## [Data listing]
↓↓↓
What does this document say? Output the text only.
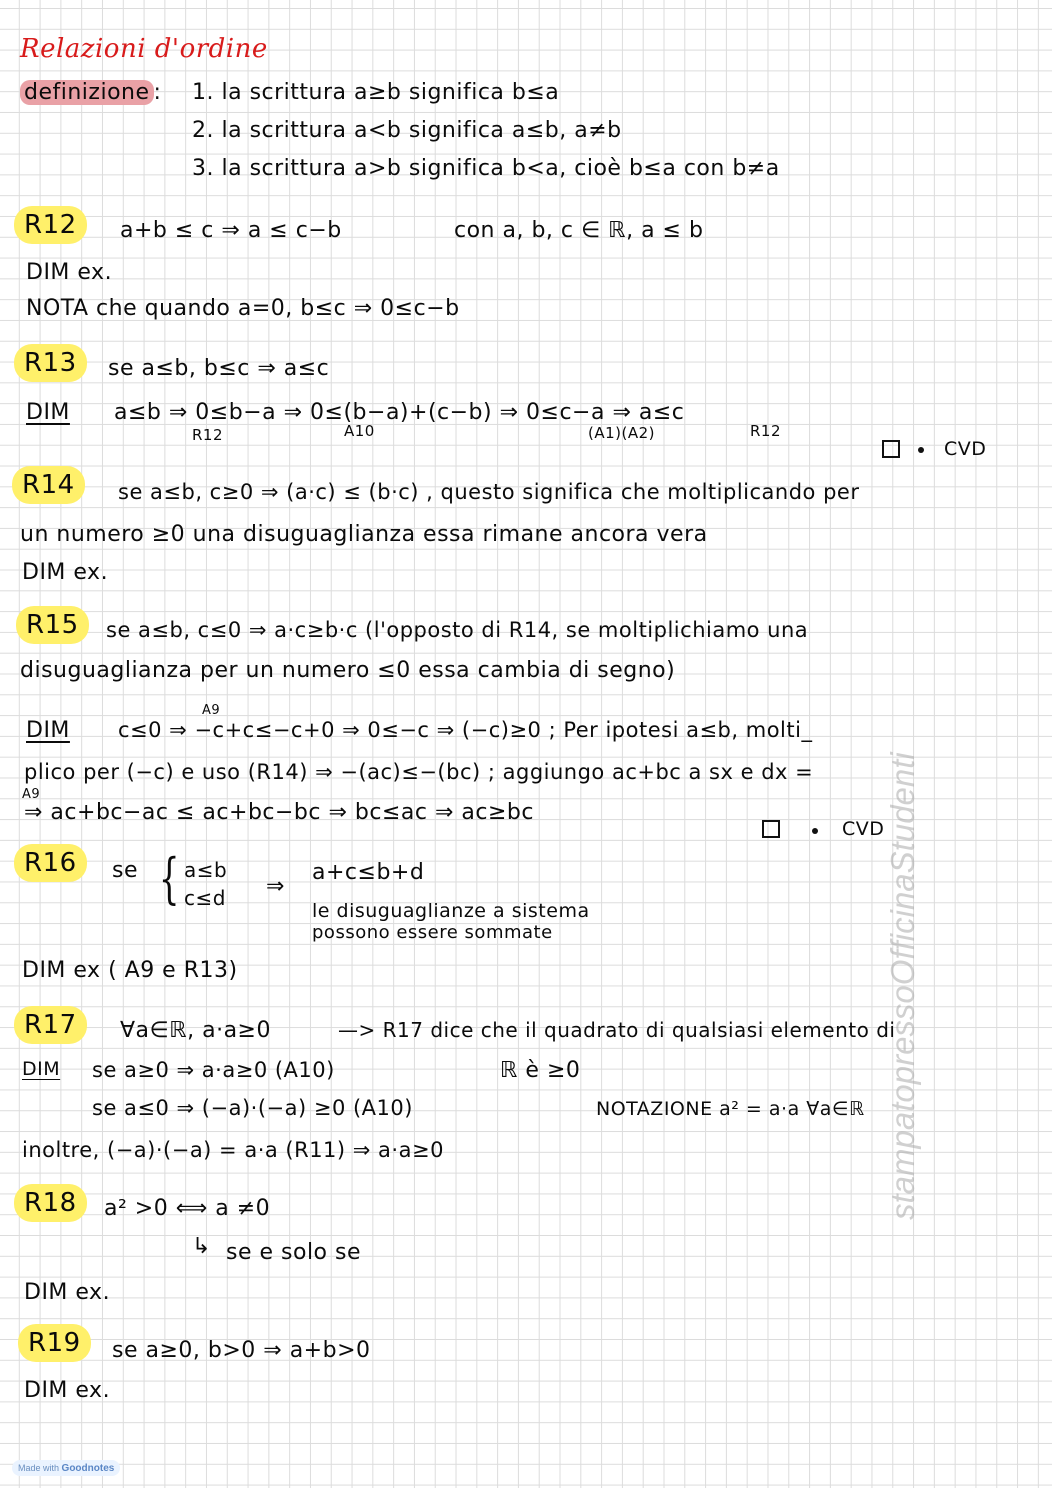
Relazioni d'ordine
definizione : 1. la scrittura a≥b significa b≤a
2. la scrittura a<b significa a≤b, a≠b
3. la scrittura a>b significa b<a, cioè b≤a con b≠a
R12	a+b ≤ c ⇒ a ≤ c−b	con a, b, c ∈ ℝ, a ≤ b
DIM ex.
NOTA che quando a=0, b≤c ⇒ 0≤c−b
R13	se a≤b, b≤c ⇒ a≤c
DIM a≤b ⇒ 0≤b−a ⇒ 0≤(b−a)+(c−b) ⇒ 0≤c−a ⇒ a≤c
R12	A10	(A1)(A2)	R12
CVD
R14	se a≤b, c≥0 ⇒ (a·c) ≤ (b·c) , questo significa che moltiplicando per
un numero ≥0 una disuguaglianza essa rimane ancora vera
DIM ex.
R15	se a≤b, c≤0 ⇒ a·c≥b·c (l'opposto di R14, se moltiplichiamo una
disuguaglianza per un numero ≤0 essa cambia di segno)
DIM
A9
c≤0 ⇒ −c+c≤−c+0 ⇒ 0≤−c ⇒ (−c)≥0 ; Per ipotesi a≤b, molti_
plico per (−c) e uso (R14) ⇒ −(ac)≤−(bc) ; aggiungo ac+bc a sx e dx =
A9
⇒ ac+bc−ac ≤ ac+bc−bc ⇒ bc≤ac ⇒ ac≥bc
CVD
R16	se { a≤b
c≤d ⇒
a+c≤b+d
le disuguaglianze a sistema
possono essere sommate
DIM ex ( A9 e R13)
R17	∀a∈ℝ, a·a≥0	—> R17 dice che il quadrato di qualsiasi elemento di
ℝ è ≥0
DIM se a≥0 ⇒ a·a≥0 (A10)
se a≤0 ⇒ (−a)·(−a) ≥0 (A10)	NOTAZIONE a² = a·a ∀a∈ℝ
inoltre, (−a)·(−a) = a·a (R11) ⇒ a·a≥0
R18	a² >0 ⟺ a ≠0
↳ se e solo se
DIM ex.
R19	se a≥0, b>0 ⇒ a+b>0
DIM ex.
stampatopressoOfficinaStudenti
Made with Goodnotes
↑↑↑
## [Short exercise]
Check each line of the records above for the string "numero", and report every line that has it.

## [Exercise solution]
un numero ≥0 una disuguaglianza essa rimane ancora vera
disuguaglianza per un numero ≤0 essa cambia di segno)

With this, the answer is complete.